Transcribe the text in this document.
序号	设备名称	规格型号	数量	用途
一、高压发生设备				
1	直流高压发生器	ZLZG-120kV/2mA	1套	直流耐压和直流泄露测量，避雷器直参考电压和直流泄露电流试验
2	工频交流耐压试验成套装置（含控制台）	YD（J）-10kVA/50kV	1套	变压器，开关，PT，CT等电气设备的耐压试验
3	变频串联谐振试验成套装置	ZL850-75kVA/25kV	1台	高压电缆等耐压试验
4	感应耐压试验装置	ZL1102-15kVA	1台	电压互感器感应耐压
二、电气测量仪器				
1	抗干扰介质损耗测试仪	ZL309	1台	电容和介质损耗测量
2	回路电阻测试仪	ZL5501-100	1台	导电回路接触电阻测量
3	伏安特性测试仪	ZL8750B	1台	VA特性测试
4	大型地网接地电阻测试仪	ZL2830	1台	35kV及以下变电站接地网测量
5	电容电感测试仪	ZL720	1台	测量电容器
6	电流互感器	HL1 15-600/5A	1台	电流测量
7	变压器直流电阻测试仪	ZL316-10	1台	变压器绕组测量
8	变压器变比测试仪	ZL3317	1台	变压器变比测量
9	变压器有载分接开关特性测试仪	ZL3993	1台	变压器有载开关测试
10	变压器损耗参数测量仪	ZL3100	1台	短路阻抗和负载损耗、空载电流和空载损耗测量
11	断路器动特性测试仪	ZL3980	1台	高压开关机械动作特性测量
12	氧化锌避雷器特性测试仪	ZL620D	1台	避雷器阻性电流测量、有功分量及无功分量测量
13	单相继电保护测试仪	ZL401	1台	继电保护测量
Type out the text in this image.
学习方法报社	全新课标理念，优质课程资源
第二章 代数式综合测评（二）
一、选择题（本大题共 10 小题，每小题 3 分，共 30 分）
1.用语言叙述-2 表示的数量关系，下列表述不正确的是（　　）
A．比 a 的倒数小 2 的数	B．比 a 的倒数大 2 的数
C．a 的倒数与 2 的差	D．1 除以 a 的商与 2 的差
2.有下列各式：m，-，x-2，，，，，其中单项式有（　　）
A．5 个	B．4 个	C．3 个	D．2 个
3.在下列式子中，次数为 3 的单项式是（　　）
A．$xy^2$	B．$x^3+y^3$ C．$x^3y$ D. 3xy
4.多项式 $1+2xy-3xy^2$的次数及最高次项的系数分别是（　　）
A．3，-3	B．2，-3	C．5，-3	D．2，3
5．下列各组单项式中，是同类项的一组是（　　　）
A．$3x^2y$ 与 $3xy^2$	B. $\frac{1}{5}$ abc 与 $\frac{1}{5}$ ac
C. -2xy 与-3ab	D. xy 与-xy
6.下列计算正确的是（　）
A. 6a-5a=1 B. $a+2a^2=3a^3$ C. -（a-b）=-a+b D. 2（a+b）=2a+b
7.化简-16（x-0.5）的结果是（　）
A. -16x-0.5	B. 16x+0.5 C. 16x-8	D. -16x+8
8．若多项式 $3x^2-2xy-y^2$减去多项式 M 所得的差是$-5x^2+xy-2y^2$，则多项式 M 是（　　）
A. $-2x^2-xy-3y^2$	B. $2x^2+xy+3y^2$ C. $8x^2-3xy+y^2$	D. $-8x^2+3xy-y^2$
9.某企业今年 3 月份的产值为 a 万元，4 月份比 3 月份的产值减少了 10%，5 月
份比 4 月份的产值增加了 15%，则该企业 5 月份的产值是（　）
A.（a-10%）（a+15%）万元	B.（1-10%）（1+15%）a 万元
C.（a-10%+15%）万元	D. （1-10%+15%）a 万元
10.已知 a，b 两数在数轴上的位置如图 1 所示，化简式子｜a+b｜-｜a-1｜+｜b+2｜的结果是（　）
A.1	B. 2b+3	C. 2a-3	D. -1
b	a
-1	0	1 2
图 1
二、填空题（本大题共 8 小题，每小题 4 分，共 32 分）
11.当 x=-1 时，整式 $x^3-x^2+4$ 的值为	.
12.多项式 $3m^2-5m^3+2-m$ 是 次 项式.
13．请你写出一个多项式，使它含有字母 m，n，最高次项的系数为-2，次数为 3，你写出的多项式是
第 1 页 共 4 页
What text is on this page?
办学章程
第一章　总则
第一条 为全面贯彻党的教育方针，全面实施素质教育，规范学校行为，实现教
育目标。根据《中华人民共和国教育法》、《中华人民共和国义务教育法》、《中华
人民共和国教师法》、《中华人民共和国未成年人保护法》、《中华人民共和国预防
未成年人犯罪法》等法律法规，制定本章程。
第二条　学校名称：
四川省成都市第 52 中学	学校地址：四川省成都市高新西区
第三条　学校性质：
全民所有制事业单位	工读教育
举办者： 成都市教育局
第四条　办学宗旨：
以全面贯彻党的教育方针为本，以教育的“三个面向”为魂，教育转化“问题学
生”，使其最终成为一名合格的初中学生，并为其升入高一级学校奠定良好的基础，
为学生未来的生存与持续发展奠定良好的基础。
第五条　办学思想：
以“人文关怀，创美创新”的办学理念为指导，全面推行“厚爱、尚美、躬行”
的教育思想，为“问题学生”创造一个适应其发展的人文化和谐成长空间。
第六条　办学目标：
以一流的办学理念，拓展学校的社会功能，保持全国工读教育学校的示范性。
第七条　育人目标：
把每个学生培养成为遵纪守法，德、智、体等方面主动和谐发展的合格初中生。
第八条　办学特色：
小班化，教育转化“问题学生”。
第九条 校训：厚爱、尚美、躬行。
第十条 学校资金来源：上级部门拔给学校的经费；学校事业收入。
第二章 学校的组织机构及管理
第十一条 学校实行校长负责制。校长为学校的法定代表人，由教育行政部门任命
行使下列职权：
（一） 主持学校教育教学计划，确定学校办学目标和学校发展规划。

**Stated problem**
The whole listing above needs to be written out again exactly.

**Solution to this task**
Transcribe the text in this document.
序号	设备名称	规格型号	数量	用途
一、高压发生设备				
1	直流高压发生器	ZLZG-120kV/2mA	1套	直流耐压和直流泄露测量，避雷器直参考电压和直流泄露电流试验
2	工频交流耐压试验成套装置（含控制台）	YD（J）-10kVA/50kV	1套	变压器，开关，PT，CT等电气设备的耐压试验
3	变频串联谐振试验成套装置	ZL850-75kVA/25kV	1台	高压电缆等耐压试验
4	感应耐压试验装置	ZL1102-15kVA	1台	电压互感器感应耐压
二、电气测量仪器				
1	抗干扰介质损耗测试仪	ZL309	1台	电容和介质损耗测量
2	回路电阻测试仪	ZL5501-100	1台	导电回路接触电阻测量
3	伏安特性测试仪	ZL8750B	1台	VA特性测试
4	大型地网接地电阻测试仪	ZL2830	1台	35kV及以下变电站接地网测量
5	电容电感测试仪	ZL720	1台	测量电容器
6	电流互感器	HL1 15-600/5A	1台	电流测量
7	变压器直流电阻测试仪	ZL316-10	1台	变压器绕组测量
8	变压器变比测试仪	ZL3317	1台	变压器变比测量
9	变压器有载分接开关特性测试仪	ZL3993	1台	变压器有载开关测试
10	变压器损耗参数测量仪	ZL3100	1台	短路阻抗和负载损耗、空载电流和空载损耗测量
11	断路器动特性测试仪	ZL3980	1台	高压开关机械动作特性测量
12	氧化锌避雷器特性测试仪	ZL620D	1台	避雷器阻性电流测量、有功分量及无功分量测量
13	单相继电保护测试仪	ZL401	1台	继电保护测量
Type out the text in this image.
学习方法报社	全新课标理念，优质课程资源
第二章 代数式综合测评（二）
一、选择题（本大题共 10 小题，每小题 3 分，共 30 分）
1.用语言叙述-2 表示的数量关系，下列表述不正确的是（　　）
A．比 a 的倒数小 2 的数	B．比 a 的倒数大 2 的数
C．a 的倒数与 2 的差	D．1 除以 a 的商与 2 的差
2.有下列各式：m，-，x-2，，，，，其中单项式有（　　）
A．5 个	B．4 个	C．3 个	D．2 个
3.在下列式子中，次数为 3 的单项式是（　　）
A．$xy^2$	B．$x^3+y^3$ C．$x^3y$ D. 3xy
4.多项式 $1+2xy-3xy^2$的次数及最高次项的系数分别是（　　）
A．3，-3	B．2，-3	C．5，-3	D．2，3
5．下列各组单项式中，是同类项的一组是（　　　）
A．$3x^2y$ 与 $3xy^2$	B. $\frac{1}{5}$ abc 与 $\frac{1}{5}$ ac
C. -2xy 与-3ab	D. xy 与-xy
6.下列计算正确的是（　）
A. 6a-5a=1 B. $a+2a^2=3a^3$ C. -（a-b）=-a+b D. 2（a+b）=2a+b
7.化简-16（x-0.5）的结果是（　）
A. -16x-0.5	B. 16x+0.5 C. 16x-8	D. -16x+8
8．若多项式 $3x^2-2xy-y^2$减去多项式 M 所得的差是$-5x^2+xy-2y^2$，则多项式 M 是（　　）
A. $-2x^2-xy-3y^2$	B. $2x^2+xy+3y^2$ C. $8x^2-3xy+y^2$	D. $-8x^2+3xy-y^2$
9.某企业今年 3 月份的产值为 a 万元，4 月份比 3 月份的产值减少了 10%，5 月
份比 4 月份的产值增加了 15%，则该企业 5 月份的产值是（　）
A.（a-10%）（a+15%）万元	B.（1-10%）（1+15%）a 万元
C.（a-10%+15%）万元	D. （1-10%+15%）a 万元
10.已知 a，b 两数在数轴上的位置如图 1 所示，化简式子｜a+b｜-｜a-1｜+｜b+2｜的结果是（　）
A.1	B. 2b+3	C. 2a-3	D. -1
b	a
-1	0	1 2
图 1
二、填空题（本大题共 8 小题，每小题 4 分，共 32 分）
11.当 x=-1 时，整式 $x^3-x^2+4$ 的值为	.
12.多项式 $3m^2-5m^3+2-m$ 是 次 项式.
13．请你写出一个多项式，使它含有字母 m，n，最高次项的系数为-2，次数为 3，你写出的多项式是
第 1 页 共 4 页
What text is on this page?
办学章程
第一章　总则
第一条 为全面贯彻党的教育方针，全面实施素质教育，规范学校行为，实现教
育目标。根据《中华人民共和国教育法》、《中华人民共和国义务教育法》、《中华
人民共和国教师法》、《中华人民共和国未成年人保护法》、《中华人民共和国预防
未成年人犯罪法》等法律法规，制定本章程。
第二条　学校名称：
四川省成都市第 52 中学	学校地址：四川省成都市高新西区
第三条　学校性质：
全民所有制事业单位	工读教育
举办者： 成都市教育局
第四条　办学宗旨：
以全面贯彻党的教育方针为本，以教育的“三个面向”为魂，教育转化“问题学
生”，使其最终成为一名合格的初中学生，并为其升入高一级学校奠定良好的基础，
为学生未来的生存与持续发展奠定良好的基础。
第五条　办学思想：
以“人文关怀，创美创新”的办学理念为指导，全面推行“厚爱、尚美、躬行”
的教育思想，为“问题学生”创造一个适应其发展的人文化和谐成长空间。
第六条　办学目标：
以一流的办学理念，拓展学校的社会功能，保持全国工读教育学校的示范性。
第七条　育人目标：
把每个学生培养成为遵纪守法，德、智、体等方面主动和谐发展的合格初中生。
第八条　办学特色：
小班化，教育转化“问题学生”。
第九条 校训：厚爱、尚美、躬行。
第十条 学校资金来源：上级部门拔给学校的经费；学校事业收入。
第二章 学校的组织机构及管理
第十一条 学校实行校长负责制。校长为学校的法定代表人，由教育行政部门任命
行使下列职权：
（一） 主持学校教育教学计划，确定学校办学目标和学校发展规划。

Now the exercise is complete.